## [GIVEN EXERCISE]
Each line of the material below that holds the word "контракта" needs to be copied.

::: DATA LINES :::

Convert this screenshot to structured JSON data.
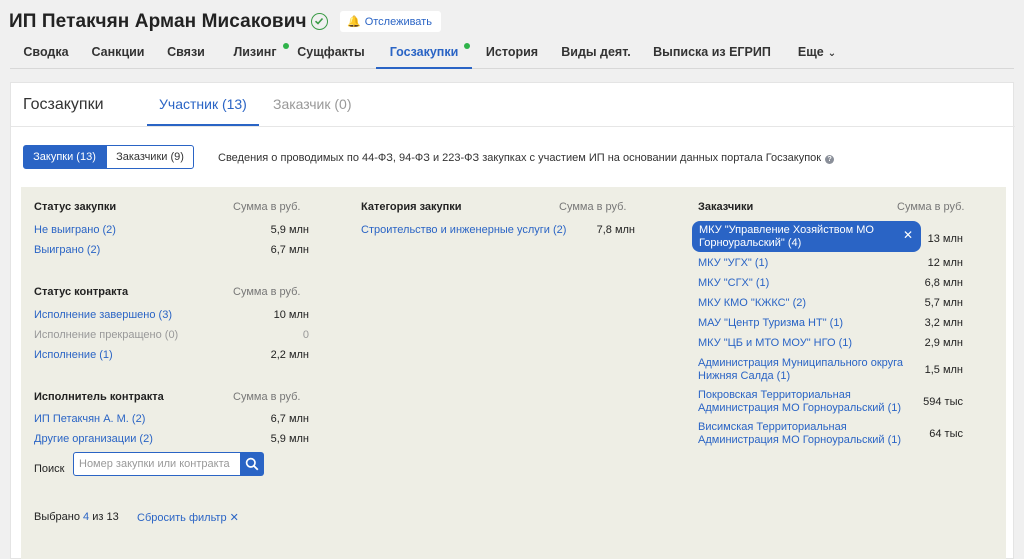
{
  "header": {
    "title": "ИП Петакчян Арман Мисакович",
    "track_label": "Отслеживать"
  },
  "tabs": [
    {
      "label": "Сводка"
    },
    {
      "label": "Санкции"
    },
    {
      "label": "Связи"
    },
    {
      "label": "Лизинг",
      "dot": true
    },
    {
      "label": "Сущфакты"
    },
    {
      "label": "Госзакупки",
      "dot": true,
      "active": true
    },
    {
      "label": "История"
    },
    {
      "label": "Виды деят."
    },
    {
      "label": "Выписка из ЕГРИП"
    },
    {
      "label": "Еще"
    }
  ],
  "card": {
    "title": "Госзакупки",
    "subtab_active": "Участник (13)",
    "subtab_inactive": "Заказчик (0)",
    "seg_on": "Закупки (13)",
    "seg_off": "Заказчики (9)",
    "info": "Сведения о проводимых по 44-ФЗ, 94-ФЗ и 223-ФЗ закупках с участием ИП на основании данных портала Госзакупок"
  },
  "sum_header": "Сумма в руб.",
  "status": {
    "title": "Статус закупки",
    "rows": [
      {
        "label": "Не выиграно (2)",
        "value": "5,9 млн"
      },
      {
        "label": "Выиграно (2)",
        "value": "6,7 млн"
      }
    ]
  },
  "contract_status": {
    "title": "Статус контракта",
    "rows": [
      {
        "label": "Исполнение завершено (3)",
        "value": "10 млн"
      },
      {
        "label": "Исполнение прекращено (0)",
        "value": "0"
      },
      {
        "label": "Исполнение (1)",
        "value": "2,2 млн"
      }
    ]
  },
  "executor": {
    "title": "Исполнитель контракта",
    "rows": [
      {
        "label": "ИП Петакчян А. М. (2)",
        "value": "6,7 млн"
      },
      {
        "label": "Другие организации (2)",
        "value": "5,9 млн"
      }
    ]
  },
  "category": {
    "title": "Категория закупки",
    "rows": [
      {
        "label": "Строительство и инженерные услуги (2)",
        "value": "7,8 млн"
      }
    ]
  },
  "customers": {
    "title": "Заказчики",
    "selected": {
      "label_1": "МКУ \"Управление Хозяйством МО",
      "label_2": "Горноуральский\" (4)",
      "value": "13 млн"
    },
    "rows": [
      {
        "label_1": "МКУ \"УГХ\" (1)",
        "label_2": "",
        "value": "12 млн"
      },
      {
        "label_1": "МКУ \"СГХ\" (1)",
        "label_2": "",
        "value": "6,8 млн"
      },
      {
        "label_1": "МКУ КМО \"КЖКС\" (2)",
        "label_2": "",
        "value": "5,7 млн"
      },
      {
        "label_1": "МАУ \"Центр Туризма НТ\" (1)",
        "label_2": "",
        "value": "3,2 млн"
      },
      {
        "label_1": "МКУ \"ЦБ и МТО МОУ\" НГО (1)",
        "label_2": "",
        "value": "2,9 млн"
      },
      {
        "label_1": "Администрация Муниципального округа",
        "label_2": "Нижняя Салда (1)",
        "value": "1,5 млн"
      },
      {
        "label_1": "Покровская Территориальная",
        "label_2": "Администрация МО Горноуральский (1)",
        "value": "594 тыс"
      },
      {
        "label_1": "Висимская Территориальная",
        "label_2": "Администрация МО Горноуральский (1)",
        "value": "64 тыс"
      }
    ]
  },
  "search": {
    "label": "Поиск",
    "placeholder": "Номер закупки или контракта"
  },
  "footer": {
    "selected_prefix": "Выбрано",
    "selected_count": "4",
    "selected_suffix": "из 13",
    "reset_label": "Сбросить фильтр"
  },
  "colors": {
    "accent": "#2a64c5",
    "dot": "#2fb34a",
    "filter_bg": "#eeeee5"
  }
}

:::
::: DATA LINES :::

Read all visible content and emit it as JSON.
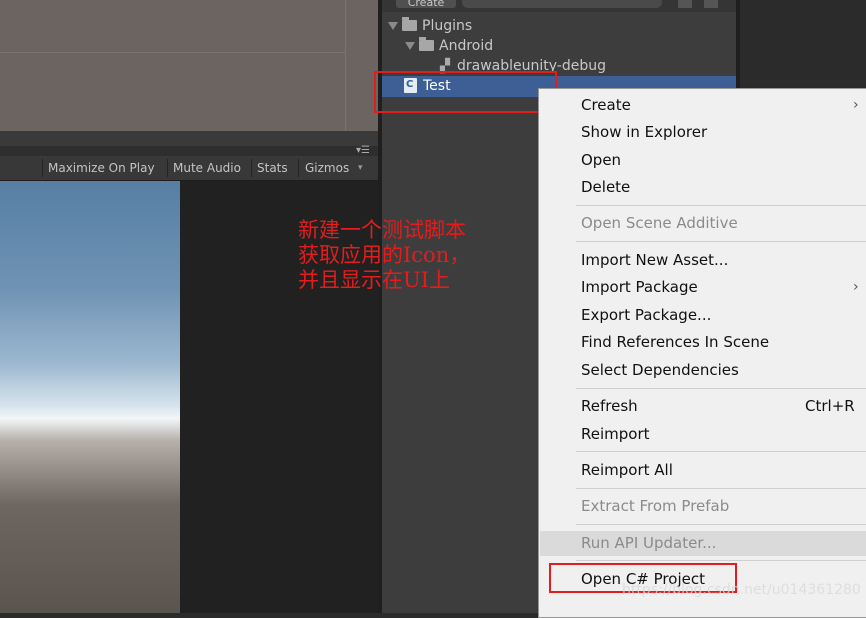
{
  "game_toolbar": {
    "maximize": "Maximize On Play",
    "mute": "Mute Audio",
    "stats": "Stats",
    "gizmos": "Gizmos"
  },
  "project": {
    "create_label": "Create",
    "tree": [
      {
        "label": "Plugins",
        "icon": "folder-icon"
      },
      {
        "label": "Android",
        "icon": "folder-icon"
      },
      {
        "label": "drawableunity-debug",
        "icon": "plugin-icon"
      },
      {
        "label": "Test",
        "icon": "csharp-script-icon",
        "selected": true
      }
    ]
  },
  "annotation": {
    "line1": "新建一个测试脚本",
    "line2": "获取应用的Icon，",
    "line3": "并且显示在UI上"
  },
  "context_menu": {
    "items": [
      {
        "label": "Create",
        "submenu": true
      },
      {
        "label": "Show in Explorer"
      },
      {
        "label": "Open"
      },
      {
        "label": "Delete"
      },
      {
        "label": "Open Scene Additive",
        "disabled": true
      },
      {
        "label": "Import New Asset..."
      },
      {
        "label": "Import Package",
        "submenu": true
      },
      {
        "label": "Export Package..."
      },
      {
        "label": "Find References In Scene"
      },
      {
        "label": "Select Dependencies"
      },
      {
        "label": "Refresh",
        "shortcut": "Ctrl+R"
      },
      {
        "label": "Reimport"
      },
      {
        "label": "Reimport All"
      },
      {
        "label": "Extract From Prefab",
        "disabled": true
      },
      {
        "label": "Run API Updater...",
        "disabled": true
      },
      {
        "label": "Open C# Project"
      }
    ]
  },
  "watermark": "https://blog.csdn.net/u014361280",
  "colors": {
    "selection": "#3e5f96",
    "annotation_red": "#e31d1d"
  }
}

:::

## [TASK OUTPUT]
    "title": "Статус контракта",
    "title": "Исполнитель контракта",
    "placeholder": "Номер закупки или контракта"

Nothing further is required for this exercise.